Excerpted passage:
========================================

While I believe (I state this again for clarity) that men and women should have equal access to resources in society and have been designed under Heaven to have equal access to God, that equality doesn’t presuppose or require homogenization. Replacing “him” and “her” with “it” neither elevates women in a social and cultural context nor reflects the true honor of women as originally established by God.

Differences aren’t bad and being different doesn’t mean you are unequal. It can mean that you are special and have a purpose to fulfill that cannot be accomplished by anyone else.

Sometimes only a grandmother can tell you where to find a talmid chacham in her town.

5 thoughts on “Grandmother of Valor”

========================================

Dataset content:

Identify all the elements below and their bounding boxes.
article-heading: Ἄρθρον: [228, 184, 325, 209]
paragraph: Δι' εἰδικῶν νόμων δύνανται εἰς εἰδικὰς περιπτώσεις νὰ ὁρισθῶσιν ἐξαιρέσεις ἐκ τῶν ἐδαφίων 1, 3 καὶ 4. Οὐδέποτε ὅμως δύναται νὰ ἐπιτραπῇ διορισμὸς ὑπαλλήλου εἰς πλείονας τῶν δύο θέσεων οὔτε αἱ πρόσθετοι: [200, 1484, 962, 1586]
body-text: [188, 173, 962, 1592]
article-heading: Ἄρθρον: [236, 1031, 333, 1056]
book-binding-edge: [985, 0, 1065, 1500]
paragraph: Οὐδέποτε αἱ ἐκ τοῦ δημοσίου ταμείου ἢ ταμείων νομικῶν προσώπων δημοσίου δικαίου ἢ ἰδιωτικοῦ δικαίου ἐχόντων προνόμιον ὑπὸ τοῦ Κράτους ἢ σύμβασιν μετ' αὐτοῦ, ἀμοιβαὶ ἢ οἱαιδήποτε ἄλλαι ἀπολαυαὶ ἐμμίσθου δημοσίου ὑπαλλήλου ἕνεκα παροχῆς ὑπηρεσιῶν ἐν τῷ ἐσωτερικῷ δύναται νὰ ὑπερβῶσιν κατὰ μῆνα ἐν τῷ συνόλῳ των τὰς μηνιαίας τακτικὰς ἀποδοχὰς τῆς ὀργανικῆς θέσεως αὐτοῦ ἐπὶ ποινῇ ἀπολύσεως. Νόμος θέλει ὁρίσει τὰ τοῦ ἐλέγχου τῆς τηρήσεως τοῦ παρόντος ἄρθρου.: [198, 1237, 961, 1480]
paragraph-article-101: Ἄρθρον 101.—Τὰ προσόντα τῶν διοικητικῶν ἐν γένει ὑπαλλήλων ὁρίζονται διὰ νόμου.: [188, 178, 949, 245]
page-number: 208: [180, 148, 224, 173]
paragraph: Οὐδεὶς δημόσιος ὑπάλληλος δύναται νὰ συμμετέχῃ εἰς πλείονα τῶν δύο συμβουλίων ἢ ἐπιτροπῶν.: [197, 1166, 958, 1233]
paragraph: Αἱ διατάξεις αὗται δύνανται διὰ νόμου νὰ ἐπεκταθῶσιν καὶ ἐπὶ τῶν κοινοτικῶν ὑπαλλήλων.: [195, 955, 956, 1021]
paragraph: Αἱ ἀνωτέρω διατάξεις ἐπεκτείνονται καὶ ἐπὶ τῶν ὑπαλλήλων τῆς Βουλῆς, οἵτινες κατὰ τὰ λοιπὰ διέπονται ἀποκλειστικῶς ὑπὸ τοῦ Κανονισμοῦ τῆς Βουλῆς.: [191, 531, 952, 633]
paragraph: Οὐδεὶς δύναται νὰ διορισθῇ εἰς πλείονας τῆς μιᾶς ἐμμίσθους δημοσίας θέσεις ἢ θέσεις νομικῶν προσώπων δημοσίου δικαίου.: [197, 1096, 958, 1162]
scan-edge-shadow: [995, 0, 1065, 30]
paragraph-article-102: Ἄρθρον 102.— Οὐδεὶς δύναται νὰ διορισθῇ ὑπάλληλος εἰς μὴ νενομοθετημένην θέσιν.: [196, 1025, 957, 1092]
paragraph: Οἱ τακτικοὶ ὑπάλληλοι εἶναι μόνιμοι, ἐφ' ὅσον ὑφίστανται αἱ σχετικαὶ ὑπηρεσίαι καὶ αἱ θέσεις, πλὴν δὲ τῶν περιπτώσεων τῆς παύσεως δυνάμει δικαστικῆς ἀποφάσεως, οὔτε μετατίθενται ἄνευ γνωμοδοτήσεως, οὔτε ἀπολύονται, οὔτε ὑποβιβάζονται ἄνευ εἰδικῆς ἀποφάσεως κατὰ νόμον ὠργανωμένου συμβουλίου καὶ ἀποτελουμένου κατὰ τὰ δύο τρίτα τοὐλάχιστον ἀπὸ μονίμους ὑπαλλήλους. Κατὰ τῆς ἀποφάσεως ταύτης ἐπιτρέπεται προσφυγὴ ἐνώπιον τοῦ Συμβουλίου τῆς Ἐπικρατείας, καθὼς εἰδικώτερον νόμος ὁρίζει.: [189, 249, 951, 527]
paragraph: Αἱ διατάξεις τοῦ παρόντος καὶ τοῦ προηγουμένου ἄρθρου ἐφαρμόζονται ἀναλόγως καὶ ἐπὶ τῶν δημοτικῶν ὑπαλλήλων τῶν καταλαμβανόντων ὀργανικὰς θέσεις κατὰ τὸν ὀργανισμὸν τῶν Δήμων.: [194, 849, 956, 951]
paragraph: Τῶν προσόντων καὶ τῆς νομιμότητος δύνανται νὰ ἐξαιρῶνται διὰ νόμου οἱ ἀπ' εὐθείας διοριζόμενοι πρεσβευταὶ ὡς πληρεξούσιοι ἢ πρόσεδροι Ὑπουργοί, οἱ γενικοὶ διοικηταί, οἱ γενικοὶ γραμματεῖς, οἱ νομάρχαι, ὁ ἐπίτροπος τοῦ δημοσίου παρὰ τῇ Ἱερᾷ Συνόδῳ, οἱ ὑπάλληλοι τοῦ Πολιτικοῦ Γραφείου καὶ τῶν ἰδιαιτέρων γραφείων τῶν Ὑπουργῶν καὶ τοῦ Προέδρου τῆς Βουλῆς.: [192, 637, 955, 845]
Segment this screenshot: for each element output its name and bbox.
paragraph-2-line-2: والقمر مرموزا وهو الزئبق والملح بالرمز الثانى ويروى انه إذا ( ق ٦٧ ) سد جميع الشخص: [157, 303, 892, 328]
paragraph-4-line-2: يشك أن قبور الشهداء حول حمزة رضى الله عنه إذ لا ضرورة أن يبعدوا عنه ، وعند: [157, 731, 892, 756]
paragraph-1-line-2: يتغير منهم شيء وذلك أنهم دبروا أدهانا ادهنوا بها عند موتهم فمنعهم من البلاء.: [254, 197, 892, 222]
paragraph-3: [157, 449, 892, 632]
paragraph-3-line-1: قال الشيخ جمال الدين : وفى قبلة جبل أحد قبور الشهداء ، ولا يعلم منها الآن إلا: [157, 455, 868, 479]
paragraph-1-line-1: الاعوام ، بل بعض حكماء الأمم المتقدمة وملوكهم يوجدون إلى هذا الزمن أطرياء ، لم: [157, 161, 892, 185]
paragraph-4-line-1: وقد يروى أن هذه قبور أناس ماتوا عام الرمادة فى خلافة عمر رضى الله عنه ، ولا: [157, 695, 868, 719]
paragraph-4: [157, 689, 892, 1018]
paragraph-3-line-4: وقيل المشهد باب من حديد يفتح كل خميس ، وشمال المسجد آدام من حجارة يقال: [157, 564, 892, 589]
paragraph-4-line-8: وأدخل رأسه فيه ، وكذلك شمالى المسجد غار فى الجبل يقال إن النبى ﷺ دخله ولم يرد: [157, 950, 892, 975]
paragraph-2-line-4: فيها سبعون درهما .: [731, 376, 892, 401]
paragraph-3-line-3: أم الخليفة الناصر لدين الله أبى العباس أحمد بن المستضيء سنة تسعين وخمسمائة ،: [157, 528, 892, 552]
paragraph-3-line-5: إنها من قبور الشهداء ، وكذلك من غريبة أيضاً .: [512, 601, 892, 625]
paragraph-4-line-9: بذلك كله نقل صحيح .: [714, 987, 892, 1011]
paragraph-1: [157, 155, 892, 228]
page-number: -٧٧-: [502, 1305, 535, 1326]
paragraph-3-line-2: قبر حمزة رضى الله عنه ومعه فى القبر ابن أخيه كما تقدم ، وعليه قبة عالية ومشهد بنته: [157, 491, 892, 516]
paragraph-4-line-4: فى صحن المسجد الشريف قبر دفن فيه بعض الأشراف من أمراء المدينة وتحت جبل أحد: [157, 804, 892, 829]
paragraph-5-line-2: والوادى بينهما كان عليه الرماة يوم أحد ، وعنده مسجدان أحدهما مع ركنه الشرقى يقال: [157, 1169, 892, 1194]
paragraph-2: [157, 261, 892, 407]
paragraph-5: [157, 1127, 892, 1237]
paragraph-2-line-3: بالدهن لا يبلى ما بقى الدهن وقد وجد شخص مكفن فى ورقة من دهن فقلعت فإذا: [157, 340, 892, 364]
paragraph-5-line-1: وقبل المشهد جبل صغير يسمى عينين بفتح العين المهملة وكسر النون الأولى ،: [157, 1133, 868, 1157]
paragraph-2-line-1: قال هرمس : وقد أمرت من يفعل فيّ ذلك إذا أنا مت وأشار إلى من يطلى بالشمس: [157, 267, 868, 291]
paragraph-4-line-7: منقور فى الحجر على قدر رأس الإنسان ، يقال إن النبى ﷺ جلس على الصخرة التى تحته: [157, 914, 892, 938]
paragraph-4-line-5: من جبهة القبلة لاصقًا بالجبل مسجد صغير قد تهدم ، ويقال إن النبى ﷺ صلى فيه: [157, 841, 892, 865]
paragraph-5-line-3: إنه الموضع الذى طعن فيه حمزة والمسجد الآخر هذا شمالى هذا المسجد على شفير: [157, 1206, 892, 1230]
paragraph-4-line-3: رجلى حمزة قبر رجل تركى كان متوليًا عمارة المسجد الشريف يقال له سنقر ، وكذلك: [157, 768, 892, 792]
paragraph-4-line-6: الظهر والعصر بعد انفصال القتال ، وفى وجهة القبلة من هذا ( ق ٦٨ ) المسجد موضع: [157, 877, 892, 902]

========================================

What this exercise asks:
1 > Say whether each statement agrees with the passage on equality and difference, giving yes or no and quoting the words of the passage that decide it. (a) The passage holds that equality requires homogenization. (b) The passage holds that being different does not mean being unequal. (c) The passage holds that replacing "him" and "her" with "it" elevates women.
2 > In the passage on equality and difference, take the part starting with "While I believe" and going on through "in her town." and write it out again, changing "special" to "unique".

The solutions:
1 >
(a) No: "that equality doesn’t presuppose or require homogenization."
(b) Yes: "being different doesn’t mean you are unequal."
(c) No: "Replacing “him” and “her” with “it” neither elevates women in a social and cultural context nor reflects the true honor of women as originally established by God."

2 >
While I believe (I state this again for clarity) that men and women should have equal access to resources in society and have been designed under Heaven to have equal access to God, that equality doesn’t presuppose or require homogenization. Replacing “him” and “her” with “it” neither elevates women in a social and cultural context nor reflects the true honor of women as originally established by God.

Differences aren’t bad and being different doesn’t mean you are unequal. It can mean that you are unique and have a purpose to fulfill that cannot be accomplished by anyone else.

Sometimes only a grandmother can tell you where to find a talmid chacham in her town.